• Excerpt to read
Not quite. In the neutron energy range from 0.1 to ~1.4 MeV, the capture cross-section is greater than the total fission cross-section.

Neutron energies in the 100 keV (0.1 MeV) range are considered fast.

 

[Astronuc]

Here's a couple of figures that better illustrate U-238 the (n,γ) and (n,f) cross-sections, and the neutron energy spectrum in an LWR vs a fast reactor.

In the fast spectrum, U-238 must compete with Pu-239, the latter of which is more likely to capture a neutron and fission. After one or two collisions, fast neutrons (E > 1 MeV) drop below 1 MeV where they are more likely to be captured, rather than cause a fission, by U-238.

Fast neutrons are those neutrons with energy > 10 keV
http://ocw.mit.edu/courses/nuclear-engineering/22-01-introduction-to-ionizing-radiation-fall-2006/lecture-notes/energy_dep_neutr.pdf

MOX fuel can be reprocessed, but then one has to deal with the increased levels of Am, Cm isotopes, which undergo higher rates of spontaneous fissions. For those programs in which MOX is recycled, there are limits on burnup and Am, Cm limits.

• Available data
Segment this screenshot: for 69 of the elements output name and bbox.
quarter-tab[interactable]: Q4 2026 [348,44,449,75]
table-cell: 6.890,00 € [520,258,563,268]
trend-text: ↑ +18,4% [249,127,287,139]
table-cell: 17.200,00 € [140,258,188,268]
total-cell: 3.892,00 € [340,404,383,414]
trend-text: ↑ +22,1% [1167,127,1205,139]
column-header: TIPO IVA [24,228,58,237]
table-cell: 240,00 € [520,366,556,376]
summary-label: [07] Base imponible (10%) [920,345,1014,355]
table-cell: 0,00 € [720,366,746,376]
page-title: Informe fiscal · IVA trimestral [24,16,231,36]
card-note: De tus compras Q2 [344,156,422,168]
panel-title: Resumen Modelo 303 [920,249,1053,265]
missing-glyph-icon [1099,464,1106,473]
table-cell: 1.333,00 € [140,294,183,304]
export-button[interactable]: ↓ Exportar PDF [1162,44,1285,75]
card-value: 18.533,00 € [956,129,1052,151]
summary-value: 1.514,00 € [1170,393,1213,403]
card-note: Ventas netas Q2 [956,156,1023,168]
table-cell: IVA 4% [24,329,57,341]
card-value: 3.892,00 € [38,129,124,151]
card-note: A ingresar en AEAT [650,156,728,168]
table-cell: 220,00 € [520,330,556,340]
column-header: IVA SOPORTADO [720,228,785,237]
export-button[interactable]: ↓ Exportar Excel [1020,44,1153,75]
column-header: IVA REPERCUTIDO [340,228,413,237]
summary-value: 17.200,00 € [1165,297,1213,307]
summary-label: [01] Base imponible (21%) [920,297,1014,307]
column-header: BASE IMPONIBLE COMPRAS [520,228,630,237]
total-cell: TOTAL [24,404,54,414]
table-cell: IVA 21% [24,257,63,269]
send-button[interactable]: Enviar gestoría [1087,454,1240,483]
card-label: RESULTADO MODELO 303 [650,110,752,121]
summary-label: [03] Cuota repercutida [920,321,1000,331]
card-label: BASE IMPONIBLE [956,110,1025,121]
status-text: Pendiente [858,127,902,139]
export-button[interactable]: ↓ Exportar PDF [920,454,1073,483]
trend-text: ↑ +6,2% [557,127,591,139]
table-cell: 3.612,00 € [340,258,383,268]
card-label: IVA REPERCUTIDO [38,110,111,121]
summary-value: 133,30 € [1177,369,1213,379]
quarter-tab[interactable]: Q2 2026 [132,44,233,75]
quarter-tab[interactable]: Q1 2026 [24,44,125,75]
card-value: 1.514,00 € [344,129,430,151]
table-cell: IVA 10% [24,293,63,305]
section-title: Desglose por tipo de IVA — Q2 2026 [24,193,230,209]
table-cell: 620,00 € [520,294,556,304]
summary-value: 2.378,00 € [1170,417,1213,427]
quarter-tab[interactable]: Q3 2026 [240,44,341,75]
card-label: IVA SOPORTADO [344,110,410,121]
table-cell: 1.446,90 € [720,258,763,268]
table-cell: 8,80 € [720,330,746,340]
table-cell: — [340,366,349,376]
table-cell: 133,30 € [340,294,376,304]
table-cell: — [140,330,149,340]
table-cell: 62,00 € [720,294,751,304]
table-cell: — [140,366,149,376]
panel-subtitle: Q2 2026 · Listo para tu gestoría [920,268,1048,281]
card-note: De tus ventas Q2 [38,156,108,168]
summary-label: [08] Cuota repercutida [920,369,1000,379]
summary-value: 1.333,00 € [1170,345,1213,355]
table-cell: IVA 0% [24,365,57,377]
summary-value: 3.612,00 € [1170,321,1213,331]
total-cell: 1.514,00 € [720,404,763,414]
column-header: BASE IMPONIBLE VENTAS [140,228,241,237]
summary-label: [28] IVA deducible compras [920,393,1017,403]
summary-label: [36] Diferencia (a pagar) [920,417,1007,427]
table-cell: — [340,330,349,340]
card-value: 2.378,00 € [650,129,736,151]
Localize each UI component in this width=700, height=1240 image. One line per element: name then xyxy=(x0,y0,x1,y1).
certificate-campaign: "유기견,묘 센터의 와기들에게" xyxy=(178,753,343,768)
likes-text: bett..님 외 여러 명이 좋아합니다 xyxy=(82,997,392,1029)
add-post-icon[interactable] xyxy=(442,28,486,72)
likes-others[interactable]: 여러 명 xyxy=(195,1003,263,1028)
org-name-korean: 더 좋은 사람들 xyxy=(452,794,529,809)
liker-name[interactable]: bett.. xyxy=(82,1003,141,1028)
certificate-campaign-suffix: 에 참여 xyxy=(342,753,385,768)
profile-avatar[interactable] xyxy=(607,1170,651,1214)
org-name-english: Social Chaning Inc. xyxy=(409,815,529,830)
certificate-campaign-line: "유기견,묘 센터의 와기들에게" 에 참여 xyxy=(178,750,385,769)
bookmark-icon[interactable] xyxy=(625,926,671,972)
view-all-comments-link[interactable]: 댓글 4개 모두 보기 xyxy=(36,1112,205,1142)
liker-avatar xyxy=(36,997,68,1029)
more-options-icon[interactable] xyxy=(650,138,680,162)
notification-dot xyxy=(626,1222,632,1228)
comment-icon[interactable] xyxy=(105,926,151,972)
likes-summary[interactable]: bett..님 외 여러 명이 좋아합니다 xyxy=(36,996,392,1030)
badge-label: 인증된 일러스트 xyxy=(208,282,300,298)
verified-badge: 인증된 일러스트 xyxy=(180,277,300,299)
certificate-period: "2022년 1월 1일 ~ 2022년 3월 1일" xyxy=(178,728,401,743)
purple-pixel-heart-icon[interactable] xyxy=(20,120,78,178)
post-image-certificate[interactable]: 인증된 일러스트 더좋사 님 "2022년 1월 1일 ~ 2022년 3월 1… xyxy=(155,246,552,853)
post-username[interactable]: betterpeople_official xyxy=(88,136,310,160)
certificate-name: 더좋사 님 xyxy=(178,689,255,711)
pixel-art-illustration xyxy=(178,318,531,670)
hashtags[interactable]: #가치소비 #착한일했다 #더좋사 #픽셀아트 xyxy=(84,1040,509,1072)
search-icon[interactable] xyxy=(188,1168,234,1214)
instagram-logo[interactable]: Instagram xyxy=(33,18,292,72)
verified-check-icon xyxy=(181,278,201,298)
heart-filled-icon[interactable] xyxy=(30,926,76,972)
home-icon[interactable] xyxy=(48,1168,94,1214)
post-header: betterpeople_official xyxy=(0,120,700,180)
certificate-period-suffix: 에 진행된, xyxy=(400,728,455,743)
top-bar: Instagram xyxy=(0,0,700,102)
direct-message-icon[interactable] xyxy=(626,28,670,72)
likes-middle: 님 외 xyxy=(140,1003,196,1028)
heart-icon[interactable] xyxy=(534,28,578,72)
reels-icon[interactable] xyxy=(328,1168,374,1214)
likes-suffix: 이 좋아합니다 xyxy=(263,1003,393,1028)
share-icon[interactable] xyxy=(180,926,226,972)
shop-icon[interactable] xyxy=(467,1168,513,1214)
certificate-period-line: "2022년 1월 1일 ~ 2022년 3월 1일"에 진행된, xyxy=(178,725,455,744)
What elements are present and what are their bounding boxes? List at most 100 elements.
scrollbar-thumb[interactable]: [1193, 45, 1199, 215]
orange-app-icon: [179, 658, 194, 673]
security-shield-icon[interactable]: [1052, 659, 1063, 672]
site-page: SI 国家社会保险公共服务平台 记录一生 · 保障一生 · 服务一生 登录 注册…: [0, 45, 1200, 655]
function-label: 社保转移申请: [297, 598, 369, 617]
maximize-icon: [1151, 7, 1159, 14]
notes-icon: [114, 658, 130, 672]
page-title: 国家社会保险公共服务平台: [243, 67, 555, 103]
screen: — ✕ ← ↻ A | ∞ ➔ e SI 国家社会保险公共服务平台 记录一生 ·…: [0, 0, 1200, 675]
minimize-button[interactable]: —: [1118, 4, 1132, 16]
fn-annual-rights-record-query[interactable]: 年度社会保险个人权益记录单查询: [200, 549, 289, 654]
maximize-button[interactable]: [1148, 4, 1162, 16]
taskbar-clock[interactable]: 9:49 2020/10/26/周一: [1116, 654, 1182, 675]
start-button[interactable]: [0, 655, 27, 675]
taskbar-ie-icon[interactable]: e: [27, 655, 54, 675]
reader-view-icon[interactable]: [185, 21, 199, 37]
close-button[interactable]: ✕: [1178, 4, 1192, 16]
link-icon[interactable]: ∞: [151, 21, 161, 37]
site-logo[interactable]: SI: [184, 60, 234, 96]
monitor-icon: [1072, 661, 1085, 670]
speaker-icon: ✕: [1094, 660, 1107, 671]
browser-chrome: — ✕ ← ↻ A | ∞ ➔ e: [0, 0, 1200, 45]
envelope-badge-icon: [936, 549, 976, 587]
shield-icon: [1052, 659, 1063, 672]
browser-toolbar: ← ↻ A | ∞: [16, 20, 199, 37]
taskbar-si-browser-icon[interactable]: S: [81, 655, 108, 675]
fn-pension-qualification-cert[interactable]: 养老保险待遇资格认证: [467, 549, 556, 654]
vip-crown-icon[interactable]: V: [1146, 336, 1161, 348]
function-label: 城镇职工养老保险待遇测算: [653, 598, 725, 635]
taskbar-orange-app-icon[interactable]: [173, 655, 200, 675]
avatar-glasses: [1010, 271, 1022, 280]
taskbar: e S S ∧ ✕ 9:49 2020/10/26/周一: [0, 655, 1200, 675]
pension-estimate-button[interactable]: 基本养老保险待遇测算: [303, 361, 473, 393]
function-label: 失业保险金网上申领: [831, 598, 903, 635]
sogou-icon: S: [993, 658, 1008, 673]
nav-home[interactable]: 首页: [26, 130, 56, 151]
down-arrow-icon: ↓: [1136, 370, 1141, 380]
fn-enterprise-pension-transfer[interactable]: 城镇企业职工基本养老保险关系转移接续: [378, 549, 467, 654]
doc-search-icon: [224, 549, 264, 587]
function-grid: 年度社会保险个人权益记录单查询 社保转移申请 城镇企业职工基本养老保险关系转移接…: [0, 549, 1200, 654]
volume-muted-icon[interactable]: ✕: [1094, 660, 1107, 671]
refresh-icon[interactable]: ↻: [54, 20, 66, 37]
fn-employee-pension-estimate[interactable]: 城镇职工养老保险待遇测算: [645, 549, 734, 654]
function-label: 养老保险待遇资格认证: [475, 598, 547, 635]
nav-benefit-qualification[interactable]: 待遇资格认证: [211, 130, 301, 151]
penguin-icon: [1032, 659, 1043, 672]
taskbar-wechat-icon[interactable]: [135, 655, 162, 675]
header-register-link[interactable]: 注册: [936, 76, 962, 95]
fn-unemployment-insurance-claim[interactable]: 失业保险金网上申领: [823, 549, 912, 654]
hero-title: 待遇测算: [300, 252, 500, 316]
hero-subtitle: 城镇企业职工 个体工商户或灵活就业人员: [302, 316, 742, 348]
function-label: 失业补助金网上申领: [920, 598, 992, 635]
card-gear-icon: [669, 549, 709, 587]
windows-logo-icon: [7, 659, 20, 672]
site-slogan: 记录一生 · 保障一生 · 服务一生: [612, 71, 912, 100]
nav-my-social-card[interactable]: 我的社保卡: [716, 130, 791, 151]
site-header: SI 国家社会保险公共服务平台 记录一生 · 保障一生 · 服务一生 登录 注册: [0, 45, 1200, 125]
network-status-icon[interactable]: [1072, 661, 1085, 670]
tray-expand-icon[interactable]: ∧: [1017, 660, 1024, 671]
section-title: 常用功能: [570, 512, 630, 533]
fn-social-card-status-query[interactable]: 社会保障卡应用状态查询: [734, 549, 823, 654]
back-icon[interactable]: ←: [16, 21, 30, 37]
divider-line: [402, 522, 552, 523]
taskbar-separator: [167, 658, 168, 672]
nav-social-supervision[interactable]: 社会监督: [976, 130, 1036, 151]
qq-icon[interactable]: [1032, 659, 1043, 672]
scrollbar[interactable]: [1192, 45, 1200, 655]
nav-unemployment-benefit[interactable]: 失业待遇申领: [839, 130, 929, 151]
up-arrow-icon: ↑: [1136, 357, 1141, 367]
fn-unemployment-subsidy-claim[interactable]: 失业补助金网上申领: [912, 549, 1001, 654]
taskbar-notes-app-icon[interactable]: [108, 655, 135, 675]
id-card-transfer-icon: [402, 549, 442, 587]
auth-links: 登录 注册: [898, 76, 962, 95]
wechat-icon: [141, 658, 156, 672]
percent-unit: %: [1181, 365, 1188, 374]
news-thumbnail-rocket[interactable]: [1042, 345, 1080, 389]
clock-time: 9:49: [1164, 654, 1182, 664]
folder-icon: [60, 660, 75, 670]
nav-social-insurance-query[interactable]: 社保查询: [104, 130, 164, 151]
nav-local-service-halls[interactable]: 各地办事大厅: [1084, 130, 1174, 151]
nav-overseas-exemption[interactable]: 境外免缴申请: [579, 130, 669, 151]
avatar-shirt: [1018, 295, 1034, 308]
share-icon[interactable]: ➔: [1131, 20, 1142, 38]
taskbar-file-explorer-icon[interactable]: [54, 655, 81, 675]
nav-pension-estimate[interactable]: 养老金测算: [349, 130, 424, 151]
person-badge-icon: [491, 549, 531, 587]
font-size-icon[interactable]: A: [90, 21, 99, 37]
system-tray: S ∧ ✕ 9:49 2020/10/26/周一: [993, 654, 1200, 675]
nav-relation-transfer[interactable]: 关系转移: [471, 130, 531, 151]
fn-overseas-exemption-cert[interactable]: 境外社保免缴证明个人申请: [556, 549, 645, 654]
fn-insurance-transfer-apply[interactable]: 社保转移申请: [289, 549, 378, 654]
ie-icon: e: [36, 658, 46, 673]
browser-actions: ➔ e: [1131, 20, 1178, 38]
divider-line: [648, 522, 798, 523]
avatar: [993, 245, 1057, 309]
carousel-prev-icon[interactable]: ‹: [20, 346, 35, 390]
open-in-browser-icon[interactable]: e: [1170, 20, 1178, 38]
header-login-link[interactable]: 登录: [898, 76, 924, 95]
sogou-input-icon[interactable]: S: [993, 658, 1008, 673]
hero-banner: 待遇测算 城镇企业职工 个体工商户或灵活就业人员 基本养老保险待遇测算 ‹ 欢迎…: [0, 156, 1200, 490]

• Work order 1
In the excerpt on U-238 neutron cross-sections, which cross-section exceeds the total fission cross-section between 0.1 and about 1.4 MeV?
• Work order 2
List every element or isotope that the excerpt on U-238 neutron cross-sections names by its chemical symbol.
• Work order 3
Transcribe the passage of the excerpt on U-238 neutron cross-sections starting at "MOX fuel can" and ending at "Am, Cm limits.".

• Written solution 1
The capture cross-section.

• Written solution 2
U-238, Pu-239, Am, Cm

• Written solution 3
MOX fuel can be reprocessed, but then one has to deal with the increased levels of Am, Cm isotopes, which undergo higher rates of spontaneous fissions. For those programs in which MOX is recycled, there are limits on burnup and Am, Cm limits.